### Required work
Copy out, from the entries below, each line holding the string "Einkommen".

— BEGIN Data records —

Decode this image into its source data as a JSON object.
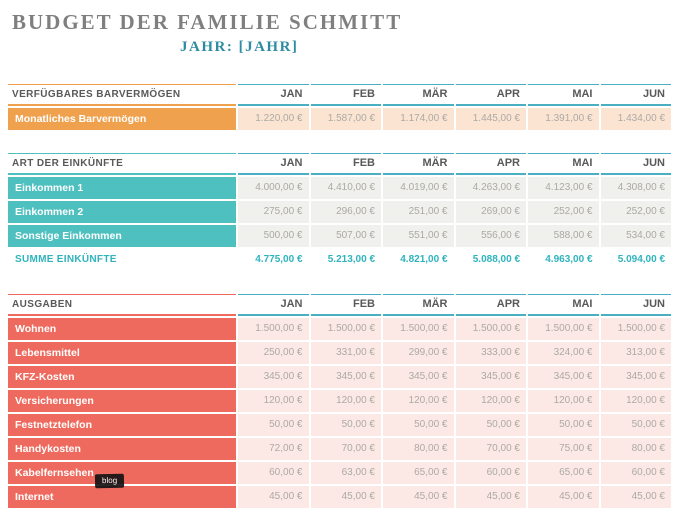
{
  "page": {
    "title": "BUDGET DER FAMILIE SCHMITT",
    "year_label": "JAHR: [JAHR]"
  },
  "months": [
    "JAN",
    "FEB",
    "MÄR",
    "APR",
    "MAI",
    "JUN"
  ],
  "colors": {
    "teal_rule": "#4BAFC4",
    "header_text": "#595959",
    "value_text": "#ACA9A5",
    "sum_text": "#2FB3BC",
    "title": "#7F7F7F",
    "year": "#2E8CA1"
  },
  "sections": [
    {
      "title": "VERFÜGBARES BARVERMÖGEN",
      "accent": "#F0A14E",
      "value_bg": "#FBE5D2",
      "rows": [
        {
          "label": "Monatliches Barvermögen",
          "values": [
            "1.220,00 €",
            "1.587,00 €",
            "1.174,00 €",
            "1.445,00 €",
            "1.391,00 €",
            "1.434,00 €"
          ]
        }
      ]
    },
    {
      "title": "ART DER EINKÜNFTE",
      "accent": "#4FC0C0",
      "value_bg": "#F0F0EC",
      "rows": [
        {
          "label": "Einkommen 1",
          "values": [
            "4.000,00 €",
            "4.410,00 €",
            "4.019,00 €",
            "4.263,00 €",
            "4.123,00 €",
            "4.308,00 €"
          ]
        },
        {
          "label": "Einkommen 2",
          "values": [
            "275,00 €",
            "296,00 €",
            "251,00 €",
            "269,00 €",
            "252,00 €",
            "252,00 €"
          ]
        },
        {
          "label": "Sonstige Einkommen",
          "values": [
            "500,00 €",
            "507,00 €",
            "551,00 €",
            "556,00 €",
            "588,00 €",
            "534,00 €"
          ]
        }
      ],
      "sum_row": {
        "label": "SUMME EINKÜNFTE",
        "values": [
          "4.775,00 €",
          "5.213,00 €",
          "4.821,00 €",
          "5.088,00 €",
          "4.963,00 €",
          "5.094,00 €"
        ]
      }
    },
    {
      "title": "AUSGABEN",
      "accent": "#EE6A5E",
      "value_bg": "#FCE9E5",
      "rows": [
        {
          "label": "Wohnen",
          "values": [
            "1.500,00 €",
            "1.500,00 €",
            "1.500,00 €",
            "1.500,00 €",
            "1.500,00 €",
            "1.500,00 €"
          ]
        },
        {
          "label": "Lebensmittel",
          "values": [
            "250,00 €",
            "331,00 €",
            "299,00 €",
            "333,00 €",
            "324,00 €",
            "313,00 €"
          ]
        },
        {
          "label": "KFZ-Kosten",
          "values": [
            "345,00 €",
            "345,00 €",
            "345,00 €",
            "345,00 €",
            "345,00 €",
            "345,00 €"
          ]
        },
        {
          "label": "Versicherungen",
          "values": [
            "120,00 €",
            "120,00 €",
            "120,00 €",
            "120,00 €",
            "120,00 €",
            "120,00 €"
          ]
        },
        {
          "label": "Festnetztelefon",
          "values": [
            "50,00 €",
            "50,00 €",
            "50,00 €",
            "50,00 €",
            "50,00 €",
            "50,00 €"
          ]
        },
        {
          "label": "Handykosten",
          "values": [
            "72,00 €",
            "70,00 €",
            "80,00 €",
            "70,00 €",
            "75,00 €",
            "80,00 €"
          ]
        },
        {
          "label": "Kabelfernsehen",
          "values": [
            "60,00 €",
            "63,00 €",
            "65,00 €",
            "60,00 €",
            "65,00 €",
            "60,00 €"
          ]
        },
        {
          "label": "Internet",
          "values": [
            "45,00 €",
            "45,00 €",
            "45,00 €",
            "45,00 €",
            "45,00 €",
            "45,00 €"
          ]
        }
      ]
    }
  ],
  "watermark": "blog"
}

— END Data records —
— BEGIN Data records —

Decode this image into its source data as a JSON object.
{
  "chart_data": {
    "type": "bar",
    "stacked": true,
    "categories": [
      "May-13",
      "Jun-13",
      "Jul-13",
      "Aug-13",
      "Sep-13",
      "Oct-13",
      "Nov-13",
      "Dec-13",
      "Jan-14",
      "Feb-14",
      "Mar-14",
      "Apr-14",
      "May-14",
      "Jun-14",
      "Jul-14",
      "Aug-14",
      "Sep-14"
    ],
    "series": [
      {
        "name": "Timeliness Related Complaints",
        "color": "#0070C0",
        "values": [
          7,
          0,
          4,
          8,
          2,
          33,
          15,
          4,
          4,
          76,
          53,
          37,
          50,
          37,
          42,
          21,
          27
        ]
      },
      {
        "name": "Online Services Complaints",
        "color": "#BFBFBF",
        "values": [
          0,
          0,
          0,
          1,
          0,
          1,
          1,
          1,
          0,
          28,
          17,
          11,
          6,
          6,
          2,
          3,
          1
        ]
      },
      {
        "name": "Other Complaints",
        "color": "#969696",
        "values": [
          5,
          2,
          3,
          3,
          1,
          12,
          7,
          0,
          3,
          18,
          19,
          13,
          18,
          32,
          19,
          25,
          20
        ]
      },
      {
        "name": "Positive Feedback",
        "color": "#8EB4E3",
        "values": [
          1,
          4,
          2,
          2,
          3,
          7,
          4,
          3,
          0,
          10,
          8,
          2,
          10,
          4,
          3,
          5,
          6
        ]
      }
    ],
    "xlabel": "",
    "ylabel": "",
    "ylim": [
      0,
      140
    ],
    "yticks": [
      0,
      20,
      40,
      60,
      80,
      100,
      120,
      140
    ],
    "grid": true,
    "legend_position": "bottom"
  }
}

— END Data records —

### Correct answer
          "label": "Einkommen 1",
          "label": "Einkommen 2",
          "label": "Sonstige Einkommen",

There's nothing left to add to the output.